In other words, Modi is trying to settle political scores over the body of a young doctor, killed in an atmosphere of violence and oppression he helped create.

The grubby political manoeuvring by varying cliques of bourgeois gangsters is sickening to watch. When crimes like this are committed in a state-run hospital and the highest authorities in the hospital cover it up, it’s highly likely that the state government knows about it, if they haven’t also assisted in the cover up directly.

If Banerjee’s administration is brought down, this victory must be claimed by the movement alone, and become the start of a confrontation with Modi’s Central government.

Political answers needed

The organisers have emphasised that politicians were not welcome, and requested that no party flags should be brought to the protest. Understandably, they feel nothing but contempt towards the entire political establishment, which collectively has the blood of countless women and young medics on its hands.

demonstration Image Sumita Roy Dutta Wikimedia CommonsSexual violence and the decaying Indian health system are political questions / Image: Sumita Roy Dutta, Wikimedia Commons

However, sexual violence and the decaying Indian health system are political questions. The vile capitalist system Modi defends, and the chauvinist Hindutva ideology he cultivates, are the ultimate source of the social sickness in Indian society. These must be fought by political means.

* YOUR OBJECTIVE
Copy word for word the part of the article about the young doctor's killing that starts at "In other words, Modi" and ends at "cover up directly.".

* PROVIDED DATA
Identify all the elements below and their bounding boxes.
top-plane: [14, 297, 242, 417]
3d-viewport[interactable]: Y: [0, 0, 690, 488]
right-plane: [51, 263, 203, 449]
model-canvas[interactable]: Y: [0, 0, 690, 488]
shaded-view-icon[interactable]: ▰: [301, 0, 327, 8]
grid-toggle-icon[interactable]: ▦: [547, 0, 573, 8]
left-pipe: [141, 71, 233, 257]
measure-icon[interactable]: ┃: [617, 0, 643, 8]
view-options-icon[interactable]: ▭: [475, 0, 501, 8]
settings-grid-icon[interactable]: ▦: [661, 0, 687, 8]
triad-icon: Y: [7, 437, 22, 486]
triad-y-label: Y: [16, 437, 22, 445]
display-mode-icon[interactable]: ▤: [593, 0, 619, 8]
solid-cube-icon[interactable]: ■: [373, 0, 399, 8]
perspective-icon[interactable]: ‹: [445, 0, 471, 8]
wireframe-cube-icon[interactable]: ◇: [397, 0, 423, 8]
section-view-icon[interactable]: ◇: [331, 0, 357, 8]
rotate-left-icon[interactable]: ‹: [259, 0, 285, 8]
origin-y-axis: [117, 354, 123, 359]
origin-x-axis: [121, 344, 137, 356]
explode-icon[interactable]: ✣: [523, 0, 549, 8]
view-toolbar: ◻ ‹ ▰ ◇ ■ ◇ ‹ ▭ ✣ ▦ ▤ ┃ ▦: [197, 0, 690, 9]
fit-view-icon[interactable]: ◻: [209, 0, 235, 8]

* YOUR SOLUTION
In other words, Modi is trying to settle political scores over the body of a young doctor, killed in an atmosphere of violence and oppression he helped create.

The grubby political manoeuvring by varying cliques of bourgeois gangsters is sickening to watch. When crimes like this are committed in a state-run hospital and the highest authorities in the hospital cover it up, it’s highly likely that the state government knows about it, if they haven’t also assisted in the cover up directly.